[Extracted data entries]
^^^^

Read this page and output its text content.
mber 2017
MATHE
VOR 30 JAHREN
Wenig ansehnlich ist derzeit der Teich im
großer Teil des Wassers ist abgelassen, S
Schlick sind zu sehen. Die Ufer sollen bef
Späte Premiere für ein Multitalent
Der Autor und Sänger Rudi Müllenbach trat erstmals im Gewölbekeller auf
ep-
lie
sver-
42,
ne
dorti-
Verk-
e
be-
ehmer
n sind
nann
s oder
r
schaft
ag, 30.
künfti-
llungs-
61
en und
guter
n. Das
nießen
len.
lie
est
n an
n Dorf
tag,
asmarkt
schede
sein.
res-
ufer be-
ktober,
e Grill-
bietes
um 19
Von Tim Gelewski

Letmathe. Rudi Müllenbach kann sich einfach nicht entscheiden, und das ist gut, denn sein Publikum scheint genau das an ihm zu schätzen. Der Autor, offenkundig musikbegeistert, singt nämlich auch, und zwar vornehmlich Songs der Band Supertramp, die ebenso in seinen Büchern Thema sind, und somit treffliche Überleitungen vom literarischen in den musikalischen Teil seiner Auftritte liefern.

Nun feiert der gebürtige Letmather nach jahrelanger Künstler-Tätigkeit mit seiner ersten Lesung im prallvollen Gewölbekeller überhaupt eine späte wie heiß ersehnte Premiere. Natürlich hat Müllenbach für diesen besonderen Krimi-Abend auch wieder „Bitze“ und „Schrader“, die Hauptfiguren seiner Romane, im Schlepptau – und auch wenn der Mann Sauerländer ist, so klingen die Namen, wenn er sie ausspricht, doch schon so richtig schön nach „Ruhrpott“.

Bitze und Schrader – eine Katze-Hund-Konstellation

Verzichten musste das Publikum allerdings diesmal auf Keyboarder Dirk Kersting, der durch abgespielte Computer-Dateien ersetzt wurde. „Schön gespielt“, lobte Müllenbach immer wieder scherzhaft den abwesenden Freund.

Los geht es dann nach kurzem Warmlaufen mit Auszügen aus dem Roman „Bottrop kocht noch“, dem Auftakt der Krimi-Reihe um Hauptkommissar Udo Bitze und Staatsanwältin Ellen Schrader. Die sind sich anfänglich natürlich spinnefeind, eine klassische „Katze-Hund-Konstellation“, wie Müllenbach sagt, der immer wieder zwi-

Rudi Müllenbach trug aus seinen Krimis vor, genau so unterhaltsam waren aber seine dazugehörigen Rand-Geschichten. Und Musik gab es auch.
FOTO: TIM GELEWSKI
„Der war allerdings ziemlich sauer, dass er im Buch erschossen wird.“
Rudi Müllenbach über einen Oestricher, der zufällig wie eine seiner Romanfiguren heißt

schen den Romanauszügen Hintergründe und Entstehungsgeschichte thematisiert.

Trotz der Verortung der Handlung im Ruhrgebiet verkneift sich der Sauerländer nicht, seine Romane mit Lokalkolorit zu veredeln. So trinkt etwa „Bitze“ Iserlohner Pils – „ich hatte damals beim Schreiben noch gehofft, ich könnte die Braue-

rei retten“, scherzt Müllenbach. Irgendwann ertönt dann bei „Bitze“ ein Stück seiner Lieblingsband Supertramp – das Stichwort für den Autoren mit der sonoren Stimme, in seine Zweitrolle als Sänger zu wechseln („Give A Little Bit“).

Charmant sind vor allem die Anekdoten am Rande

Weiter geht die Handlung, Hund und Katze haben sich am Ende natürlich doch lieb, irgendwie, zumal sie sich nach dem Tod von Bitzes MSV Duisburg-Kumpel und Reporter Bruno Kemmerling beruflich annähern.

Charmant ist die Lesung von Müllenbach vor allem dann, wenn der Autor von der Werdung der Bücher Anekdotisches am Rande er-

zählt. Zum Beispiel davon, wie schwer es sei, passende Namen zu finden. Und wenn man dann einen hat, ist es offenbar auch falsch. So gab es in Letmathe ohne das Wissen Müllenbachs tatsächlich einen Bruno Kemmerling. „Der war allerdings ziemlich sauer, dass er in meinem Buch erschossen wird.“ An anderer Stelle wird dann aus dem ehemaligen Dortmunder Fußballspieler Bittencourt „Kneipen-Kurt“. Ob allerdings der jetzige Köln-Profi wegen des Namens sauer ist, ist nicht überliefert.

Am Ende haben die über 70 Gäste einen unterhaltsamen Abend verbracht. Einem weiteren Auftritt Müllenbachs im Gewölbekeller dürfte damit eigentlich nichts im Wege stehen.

^^^^

> TASK PROMPT
Quote the listing in full, please, keeping every line exact.

> OUTPUT OF THE EXERCISE
Read this page and output its text content.
mber 2017
MATHE
VOR 30 JAHREN
Wenig ansehnlich ist derzeit der Teich im
großer Teil des Wassers ist abgelassen, S
Schlick sind zu sehen. Die Ufer sollen bef
Späte Premiere für ein Multitalent
Der Autor und Sänger Rudi Müllenbach trat erstmals im Gewölbekeller auf
ep-
lie
sver-
42,
ne
dorti-
Verk-
e
be-
ehmer
n sind
nann
s oder
r
schaft
ag, 30.
künfti-
llungs-
61
en und
guter
n. Das
nießen
len.
lie
est
n an
n Dorf
tag,
asmarkt
schede
sein.
res-
ufer be-
ktober,
e Grill-
bietes
um 19
Von Tim Gelewski

Letmathe. Rudi Müllenbach kann sich einfach nicht entscheiden, und das ist gut, denn sein Publikum scheint genau das an ihm zu schätzen. Der Autor, offenkundig musikbegeistert, singt nämlich auch, und zwar vornehmlich Songs der Band Supertramp, die ebenso in seinen Büchern Thema sind, und somit treffliche Überleitungen vom literarischen in den musikalischen Teil seiner Auftritte liefern.

Nun feiert der gebürtige Letmather nach jahrelanger Künstler-Tätigkeit mit seiner ersten Lesung im prallvollen Gewölbekeller überhaupt eine späte wie heiß ersehnte Premiere. Natürlich hat Müllenbach für diesen besonderen Krimi-Abend auch wieder „Bitze“ und „Schrader“, die Hauptfiguren seiner Romane, im Schlepptau – und auch wenn der Mann Sauerländer ist, so klingen die Namen, wenn er sie ausspricht, doch schon so richtig schön nach „Ruhrpott“.

Bitze und Schrader – eine Katze-Hund-Konstellation

Verzichten musste das Publikum allerdings diesmal auf Keyboarder Dirk Kersting, der durch abgespielte Computer-Dateien ersetzt wurde. „Schön gespielt“, lobte Müllenbach immer wieder scherzhaft den abwesenden Freund.

Los geht es dann nach kurzem Warmlaufen mit Auszügen aus dem Roman „Bottrop kocht noch“, dem Auftakt der Krimi-Reihe um Hauptkommissar Udo Bitze und Staatsanwältin Ellen Schrader. Die sind sich anfänglich natürlich spinnefeind, eine klassische „Katze-Hund-Konstellation“, wie Müllenbach sagt, der immer wieder zwi-

Rudi Müllenbach trug aus seinen Krimis vor, genau so unterhaltsam waren aber seine dazugehörigen Rand-Geschichten. Und Musik gab es auch.
FOTO: TIM GELEWSKI
„Der war allerdings ziemlich sauer, dass er im Buch erschossen wird.“
Rudi Müllenbach über einen Oestricher, der zufällig wie eine seiner Romanfiguren heißt

schen den Romanauszügen Hintergründe und Entstehungsgeschichte thematisiert.

Trotz der Verortung der Handlung im Ruhrgebiet verkneift sich der Sauerländer nicht, seine Romane mit Lokalkolorit zu veredeln. So trinkt etwa „Bitze“ Iserlohner Pils – „ich hatte damals beim Schreiben noch gehofft, ich könnte die Braue-

rei retten“, scherzt Müllenbach. Irgendwann ertönt dann bei „Bitze“ ein Stück seiner Lieblingsband Supertramp – das Stichwort für den Autoren mit der sonoren Stimme, in seine Zweitrolle als Sänger zu wechseln („Give A Little Bit“).

Charmant sind vor allem die Anekdoten am Rande

Weiter geht die Handlung, Hund und Katze haben sich am Ende natürlich doch lieb, irgendwie, zumal sie sich nach dem Tod von Bitzes MSV Duisburg-Kumpel und Reporter Bruno Kemmerling beruflich annähern.

Charmant ist die Lesung von Müllenbach vor allem dann, wenn der Autor von der Werdung der Bücher Anekdotisches am Rande er-

zählt. Zum Beispiel davon, wie schwer es sei, passende Namen zu finden. Und wenn man dann einen hat, ist es offenbar auch falsch. So gab es in Letmathe ohne das Wissen Müllenbachs tatsächlich einen Bruno Kemmerling. „Der war allerdings ziemlich sauer, dass er in meinem Buch erschossen wird.“ An anderer Stelle wird dann aus dem ehemaligen Dortmunder Fußballspieler Bittencourt „Kneipen-Kurt“. Ob allerdings der jetzige Köln-Profi wegen des Namens sauer ist, ist nicht überliefert.

Am Ende haben die über 70 Gäste einen unterhaltsamen Abend verbracht. Einem weiteren Auftritt Müllenbachs im Gewölbekeller dürfte damit eigentlich nichts im Wege stehen.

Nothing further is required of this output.